| Brief |
Using the listing below, please gather every line containing the word "down".

| Entries provided |
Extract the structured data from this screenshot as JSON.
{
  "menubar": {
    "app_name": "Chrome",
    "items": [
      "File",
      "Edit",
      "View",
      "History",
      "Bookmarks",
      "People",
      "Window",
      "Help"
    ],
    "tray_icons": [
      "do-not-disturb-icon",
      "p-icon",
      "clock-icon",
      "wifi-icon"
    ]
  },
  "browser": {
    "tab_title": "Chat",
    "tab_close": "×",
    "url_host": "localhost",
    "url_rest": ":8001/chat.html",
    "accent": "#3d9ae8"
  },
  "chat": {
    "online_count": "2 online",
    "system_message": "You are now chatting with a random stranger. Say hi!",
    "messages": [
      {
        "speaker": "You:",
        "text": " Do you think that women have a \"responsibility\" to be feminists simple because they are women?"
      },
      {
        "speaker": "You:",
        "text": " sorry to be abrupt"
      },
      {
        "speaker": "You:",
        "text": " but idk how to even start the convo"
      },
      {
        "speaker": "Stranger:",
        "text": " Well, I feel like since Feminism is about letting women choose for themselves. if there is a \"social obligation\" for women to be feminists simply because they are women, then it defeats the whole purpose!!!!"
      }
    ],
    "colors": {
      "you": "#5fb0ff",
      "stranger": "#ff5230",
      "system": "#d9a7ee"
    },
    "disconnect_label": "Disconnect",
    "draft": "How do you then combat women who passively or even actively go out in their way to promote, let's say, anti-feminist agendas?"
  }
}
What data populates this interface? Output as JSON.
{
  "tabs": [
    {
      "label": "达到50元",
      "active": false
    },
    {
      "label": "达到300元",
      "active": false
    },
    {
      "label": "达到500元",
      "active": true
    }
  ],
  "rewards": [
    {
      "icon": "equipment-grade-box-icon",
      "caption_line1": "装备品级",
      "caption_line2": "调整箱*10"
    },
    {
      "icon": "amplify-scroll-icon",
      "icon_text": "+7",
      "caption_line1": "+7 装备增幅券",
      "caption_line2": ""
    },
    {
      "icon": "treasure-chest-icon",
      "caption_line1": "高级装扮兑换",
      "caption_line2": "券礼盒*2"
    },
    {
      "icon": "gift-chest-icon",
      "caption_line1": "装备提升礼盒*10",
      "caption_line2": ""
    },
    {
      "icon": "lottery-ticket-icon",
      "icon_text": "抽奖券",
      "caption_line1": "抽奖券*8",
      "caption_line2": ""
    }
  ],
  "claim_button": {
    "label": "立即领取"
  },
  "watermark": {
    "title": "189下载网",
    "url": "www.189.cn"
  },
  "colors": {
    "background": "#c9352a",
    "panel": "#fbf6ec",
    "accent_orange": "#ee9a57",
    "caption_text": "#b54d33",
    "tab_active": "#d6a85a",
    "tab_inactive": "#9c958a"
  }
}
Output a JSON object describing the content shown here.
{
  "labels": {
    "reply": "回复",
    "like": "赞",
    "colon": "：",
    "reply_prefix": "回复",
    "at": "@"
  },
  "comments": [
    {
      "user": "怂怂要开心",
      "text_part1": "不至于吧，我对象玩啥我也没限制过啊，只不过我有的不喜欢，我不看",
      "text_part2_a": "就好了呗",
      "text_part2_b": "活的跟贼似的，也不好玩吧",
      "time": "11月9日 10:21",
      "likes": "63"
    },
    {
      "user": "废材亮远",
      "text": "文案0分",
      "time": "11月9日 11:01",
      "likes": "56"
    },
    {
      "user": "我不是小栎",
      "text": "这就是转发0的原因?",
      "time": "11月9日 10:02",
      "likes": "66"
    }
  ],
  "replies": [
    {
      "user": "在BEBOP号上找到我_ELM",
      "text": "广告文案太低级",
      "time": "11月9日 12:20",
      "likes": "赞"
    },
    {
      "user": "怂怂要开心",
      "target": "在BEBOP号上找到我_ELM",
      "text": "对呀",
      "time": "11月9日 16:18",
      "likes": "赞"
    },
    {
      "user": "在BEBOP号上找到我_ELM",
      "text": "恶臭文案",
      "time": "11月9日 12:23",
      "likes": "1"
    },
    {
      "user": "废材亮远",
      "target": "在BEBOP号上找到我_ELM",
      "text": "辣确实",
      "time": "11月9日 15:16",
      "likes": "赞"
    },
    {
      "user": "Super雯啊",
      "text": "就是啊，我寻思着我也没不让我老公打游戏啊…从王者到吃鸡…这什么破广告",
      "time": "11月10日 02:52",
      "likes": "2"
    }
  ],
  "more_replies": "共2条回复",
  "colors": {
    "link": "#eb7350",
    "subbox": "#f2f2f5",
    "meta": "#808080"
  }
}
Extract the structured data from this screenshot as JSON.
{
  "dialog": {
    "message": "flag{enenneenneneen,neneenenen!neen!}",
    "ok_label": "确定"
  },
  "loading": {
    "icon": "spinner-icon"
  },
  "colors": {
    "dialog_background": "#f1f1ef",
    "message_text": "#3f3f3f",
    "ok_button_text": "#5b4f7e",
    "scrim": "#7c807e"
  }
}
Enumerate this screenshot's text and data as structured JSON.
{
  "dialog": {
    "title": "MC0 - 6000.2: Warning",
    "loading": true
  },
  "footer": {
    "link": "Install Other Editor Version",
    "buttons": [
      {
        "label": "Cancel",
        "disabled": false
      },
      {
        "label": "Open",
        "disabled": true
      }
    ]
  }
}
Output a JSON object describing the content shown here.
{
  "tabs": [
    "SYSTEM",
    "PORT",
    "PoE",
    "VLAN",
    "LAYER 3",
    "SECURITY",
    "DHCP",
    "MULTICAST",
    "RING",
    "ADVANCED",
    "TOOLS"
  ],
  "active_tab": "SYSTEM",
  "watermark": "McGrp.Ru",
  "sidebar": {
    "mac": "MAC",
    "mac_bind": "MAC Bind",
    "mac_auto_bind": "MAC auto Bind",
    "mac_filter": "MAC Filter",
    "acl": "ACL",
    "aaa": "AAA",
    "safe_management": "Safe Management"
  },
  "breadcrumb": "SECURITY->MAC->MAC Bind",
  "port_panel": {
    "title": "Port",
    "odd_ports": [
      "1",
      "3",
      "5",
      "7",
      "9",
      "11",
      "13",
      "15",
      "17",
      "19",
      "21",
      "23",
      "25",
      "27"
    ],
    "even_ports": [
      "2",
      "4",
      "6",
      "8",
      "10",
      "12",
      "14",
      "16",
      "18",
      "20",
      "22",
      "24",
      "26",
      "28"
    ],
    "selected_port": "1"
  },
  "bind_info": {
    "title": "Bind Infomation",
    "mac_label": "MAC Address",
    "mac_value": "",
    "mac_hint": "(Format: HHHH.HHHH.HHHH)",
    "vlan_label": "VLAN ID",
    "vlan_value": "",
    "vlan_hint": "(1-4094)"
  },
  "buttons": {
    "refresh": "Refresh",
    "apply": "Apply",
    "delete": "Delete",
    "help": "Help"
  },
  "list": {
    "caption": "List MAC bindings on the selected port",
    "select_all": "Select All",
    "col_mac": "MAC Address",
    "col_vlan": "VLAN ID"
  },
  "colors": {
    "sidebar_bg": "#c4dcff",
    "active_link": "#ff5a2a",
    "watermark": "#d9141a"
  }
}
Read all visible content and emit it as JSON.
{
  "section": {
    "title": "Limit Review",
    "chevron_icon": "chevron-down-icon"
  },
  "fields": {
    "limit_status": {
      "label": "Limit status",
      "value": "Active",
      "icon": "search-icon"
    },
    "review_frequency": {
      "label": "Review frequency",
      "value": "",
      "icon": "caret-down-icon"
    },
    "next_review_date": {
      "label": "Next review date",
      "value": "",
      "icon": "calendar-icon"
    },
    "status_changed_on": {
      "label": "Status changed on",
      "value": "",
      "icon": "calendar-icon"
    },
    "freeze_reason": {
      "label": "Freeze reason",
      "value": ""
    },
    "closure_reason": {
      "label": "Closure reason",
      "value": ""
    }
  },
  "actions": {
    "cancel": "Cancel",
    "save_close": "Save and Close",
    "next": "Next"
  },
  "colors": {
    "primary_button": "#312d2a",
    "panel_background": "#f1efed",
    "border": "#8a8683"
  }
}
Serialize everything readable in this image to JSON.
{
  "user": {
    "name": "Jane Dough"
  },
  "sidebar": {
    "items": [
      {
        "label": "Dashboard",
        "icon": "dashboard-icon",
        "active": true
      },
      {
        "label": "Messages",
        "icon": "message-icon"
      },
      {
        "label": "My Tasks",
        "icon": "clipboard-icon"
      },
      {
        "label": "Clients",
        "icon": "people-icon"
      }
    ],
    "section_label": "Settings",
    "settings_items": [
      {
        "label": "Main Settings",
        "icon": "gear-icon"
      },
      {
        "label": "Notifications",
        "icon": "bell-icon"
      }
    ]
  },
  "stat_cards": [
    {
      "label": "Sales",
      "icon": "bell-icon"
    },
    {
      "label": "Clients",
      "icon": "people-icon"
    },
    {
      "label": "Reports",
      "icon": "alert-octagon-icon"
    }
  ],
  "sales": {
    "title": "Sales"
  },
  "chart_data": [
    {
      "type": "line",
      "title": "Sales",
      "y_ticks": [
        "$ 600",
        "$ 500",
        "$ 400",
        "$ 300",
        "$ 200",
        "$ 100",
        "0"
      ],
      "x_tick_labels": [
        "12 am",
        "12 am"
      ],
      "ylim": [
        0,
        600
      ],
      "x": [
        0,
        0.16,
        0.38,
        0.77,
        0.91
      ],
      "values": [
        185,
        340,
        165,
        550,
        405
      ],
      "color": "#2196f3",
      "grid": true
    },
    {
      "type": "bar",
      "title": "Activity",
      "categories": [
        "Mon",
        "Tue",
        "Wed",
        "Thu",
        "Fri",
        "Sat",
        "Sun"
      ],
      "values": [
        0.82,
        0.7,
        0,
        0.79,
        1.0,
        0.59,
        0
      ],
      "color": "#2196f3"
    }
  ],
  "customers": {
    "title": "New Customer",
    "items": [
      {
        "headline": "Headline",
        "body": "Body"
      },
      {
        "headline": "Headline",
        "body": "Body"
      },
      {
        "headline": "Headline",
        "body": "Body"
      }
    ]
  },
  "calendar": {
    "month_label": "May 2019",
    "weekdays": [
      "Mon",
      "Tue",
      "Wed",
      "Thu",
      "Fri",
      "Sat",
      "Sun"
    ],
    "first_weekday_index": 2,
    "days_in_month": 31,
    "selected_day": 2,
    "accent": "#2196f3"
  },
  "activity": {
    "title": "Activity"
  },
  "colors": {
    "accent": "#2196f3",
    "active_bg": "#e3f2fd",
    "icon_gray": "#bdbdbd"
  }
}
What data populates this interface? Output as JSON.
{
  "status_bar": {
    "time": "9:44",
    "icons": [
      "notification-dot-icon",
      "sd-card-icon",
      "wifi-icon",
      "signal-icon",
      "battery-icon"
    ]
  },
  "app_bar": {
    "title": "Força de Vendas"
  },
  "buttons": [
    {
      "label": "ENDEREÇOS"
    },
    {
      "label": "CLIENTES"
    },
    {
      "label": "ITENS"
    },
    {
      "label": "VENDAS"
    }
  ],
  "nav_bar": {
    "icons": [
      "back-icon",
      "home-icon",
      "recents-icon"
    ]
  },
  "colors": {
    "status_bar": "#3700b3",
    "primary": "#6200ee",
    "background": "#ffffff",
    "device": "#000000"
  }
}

| Answer to the task |
    "chevron_icon": "chevron-down-icon"
      "icon": "caret-down-icon"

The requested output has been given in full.